* Exercise *
Repeat the material exactly, leaving nothing out.

* Stored data *
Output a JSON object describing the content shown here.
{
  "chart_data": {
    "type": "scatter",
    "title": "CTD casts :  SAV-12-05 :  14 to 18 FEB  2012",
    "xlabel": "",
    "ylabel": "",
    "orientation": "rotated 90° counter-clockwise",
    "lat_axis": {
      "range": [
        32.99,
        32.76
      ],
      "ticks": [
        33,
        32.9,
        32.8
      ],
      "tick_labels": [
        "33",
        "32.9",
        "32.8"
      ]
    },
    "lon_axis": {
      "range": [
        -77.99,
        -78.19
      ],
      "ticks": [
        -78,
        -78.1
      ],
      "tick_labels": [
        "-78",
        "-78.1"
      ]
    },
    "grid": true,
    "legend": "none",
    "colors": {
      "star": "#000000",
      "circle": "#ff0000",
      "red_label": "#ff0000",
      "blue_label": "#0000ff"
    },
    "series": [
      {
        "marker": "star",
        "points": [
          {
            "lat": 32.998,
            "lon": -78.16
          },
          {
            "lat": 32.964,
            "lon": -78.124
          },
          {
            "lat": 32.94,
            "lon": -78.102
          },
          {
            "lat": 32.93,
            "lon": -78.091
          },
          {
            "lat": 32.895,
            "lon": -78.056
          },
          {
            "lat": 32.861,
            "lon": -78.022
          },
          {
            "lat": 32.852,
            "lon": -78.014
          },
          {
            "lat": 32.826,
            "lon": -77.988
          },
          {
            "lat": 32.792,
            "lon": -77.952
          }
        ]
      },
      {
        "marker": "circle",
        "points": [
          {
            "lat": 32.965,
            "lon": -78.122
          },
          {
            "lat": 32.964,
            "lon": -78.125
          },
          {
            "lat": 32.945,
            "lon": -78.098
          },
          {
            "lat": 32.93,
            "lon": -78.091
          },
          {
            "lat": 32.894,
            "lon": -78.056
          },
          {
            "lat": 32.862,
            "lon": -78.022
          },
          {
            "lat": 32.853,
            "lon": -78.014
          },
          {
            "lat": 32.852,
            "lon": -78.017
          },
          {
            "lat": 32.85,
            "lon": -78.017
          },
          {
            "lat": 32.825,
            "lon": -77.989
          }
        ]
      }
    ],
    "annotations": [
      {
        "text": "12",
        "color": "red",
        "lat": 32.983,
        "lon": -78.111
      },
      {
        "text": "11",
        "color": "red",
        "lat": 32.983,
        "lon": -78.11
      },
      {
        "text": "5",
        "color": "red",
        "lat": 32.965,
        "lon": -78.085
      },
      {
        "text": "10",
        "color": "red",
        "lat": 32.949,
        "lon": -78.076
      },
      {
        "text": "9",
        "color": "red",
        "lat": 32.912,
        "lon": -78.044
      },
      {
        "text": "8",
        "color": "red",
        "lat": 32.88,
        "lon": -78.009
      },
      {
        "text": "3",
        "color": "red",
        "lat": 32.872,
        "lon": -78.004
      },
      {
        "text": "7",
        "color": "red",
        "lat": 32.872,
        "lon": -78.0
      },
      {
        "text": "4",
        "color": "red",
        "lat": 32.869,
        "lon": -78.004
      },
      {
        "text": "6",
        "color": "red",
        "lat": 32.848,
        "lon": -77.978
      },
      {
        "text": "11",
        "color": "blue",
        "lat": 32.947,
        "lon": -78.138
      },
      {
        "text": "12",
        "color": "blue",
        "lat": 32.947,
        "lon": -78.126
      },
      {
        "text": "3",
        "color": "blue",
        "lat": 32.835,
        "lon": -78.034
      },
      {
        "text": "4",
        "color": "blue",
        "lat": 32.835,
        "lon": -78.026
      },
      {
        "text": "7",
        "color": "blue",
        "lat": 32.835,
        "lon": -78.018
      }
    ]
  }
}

* Written solution *
Output a JSON object describing the content shown here.
{
  "chart_data": {
    "type": "scatter",
    "title": "CTD casts :  SAV-12-05 :  14 to 18 FEB  2012",
    "xlabel": "",
    "ylabel": "",
    "orientation": "rotated 90° counter-clockwise",
    "lat_axis": {
      "range": [
        32.99,
        32.76
      ],
      "ticks": [
        33,
        32.9,
        32.8
      ],
      "tick_labels": [
        "33",
        "32.9",
        "32.8"
      ]
    },
    "lon_axis": {
      "range": [
        -77.99,
        -78.19
      ],
      "ticks": [
        -78,
        -78.1
      ],
      "tick_labels": [
        "-78",
        "-78.1"
      ]
    },
    "grid": true,
    "legend": "none",
    "colors": {
      "star": "#000000",
      "circle": "#ff0000",
      "red_label": "#ff0000",
      "blue_label": "#0000ff"
    },
    "series": [
      {
        "marker": "star",
        "points": [
          {
            "lat": 32.998,
            "lon": -78.16
          },
          {
            "lat": 32.964,
            "lon": -78.124
          },
          {
            "lat": 32.94,
            "lon": -78.102
          },
          {
            "lat": 32.93,
            "lon": -78.091
          },
          {
            "lat": 32.895,
            "lon": -78.056
          },
          {
            "lat": 32.861,
            "lon": -78.022
          },
          {
            "lat": 32.852,
            "lon": -78.014
          },
          {
            "lat": 32.826,
            "lon": -77.988
          },
          {
            "lat": 32.792,
            "lon": -77.952
          }
        ]
      },
      {
        "marker": "circle",
        "points": [
          {
            "lat": 32.965,
            "lon": -78.122
          },
          {
            "lat": 32.964,
            "lon": -78.125
          },
          {
            "lat": 32.945,
            "lon": -78.098
          },
          {
            "lat": 32.93,
            "lon": -78.091
          },
          {
            "lat": 32.894,
            "lon": -78.056
          },
          {
            "lat": 32.862,
            "lon": -78.022
          },
          {
            "lat": 32.853,
            "lon": -78.014
          },
          {
            "lat": 32.852,
            "lon": -78.017
          },
          {
            "lat": 32.85,
            "lon": -78.017
          },
          {
            "lat": 32.825,
            "lon": -77.989
          }
        ]
      }
    ],
    "annotations": [
      {
        "text": "12",
        "color": "red",
        "lat": 32.983,
        "lon": -78.111
      },
      {
        "text": "11",
        "color": "red",
        "lat": 32.983,
        "lon": -78.11
      },
      {
        "text": "5",
        "color": "red",
        "lat": 32.965,
        "lon": -78.085
      },
      {
        "text": "10",
        "color": "red",
        "lat": 32.949,
        "lon": -78.076
      },
      {
        "text": "9",
        "color": "red",
        "lat": 32.912,
        "lon": -78.044
      },
      {
        "text": "8",
        "color": "red",
        "lat": 32.88,
        "lon": -78.009
      },
      {
        "text": "3",
        "color": "red",
        "lat": 32.872,
        "lon": -78.004
      },
      {
        "text": "7",
        "color": "red",
        "lat": 32.872,
        "lon": -78.0
      },
      {
        "text": "4",
        "color": "red",
        "lat": 32.869,
        "lon": -78.004
      },
      {
        "text": "6",
        "color": "red",
        "lat": 32.848,
        "lon": -77.978
      },
      {
        "text": "11",
        "color": "blue",
        "lat": 32.947,
        "lon": -78.138
      },
      {
        "text": "12",
        "color": "blue",
        "lat": 32.947,
        "lon": -78.126
      },
      {
        "text": "3",
        "color": "blue",
        "lat": 32.835,
        "lon": -78.034
      },
      {
        "text": "4",
        "color": "blue",
        "lat": 32.835,
        "lon": -78.026
      },
      {
        "text": "7",
        "color": "blue",
        "lat": 32.835,
        "lon": -78.018
      }
    ]
  }
}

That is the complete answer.